The data:
* begin *

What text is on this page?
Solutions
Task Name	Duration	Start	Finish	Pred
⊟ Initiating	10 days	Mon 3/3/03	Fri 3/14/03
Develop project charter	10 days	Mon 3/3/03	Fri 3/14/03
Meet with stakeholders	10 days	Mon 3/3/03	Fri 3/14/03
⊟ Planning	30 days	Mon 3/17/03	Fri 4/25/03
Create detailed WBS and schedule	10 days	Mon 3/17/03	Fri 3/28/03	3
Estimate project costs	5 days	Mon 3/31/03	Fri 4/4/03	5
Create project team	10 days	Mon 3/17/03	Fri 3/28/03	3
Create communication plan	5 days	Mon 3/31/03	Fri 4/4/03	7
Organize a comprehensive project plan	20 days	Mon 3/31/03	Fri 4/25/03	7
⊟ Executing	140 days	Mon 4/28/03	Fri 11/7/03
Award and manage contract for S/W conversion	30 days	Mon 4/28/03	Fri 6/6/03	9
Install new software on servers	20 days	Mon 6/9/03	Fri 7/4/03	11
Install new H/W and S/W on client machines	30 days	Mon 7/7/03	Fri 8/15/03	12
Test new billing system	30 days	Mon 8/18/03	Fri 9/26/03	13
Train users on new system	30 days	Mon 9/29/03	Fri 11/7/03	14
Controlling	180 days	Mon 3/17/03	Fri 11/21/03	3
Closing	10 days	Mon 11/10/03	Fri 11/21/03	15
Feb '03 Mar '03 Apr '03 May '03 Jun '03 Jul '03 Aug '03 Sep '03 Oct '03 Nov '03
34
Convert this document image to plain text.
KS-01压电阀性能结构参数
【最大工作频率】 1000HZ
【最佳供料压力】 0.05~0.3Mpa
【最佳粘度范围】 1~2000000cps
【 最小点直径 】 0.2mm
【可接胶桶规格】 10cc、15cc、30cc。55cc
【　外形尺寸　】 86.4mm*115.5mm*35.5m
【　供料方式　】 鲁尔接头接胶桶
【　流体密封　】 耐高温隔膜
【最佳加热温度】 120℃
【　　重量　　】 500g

* end *

Requirements: List the lines of the entries that include "system".

Solved exercise:
Test new billing system	30 days	Mon 8/18/03	Fri 9/26/03	13
Train users on new system	30 days	Mon 9/29/03	Fri 11/7/03	14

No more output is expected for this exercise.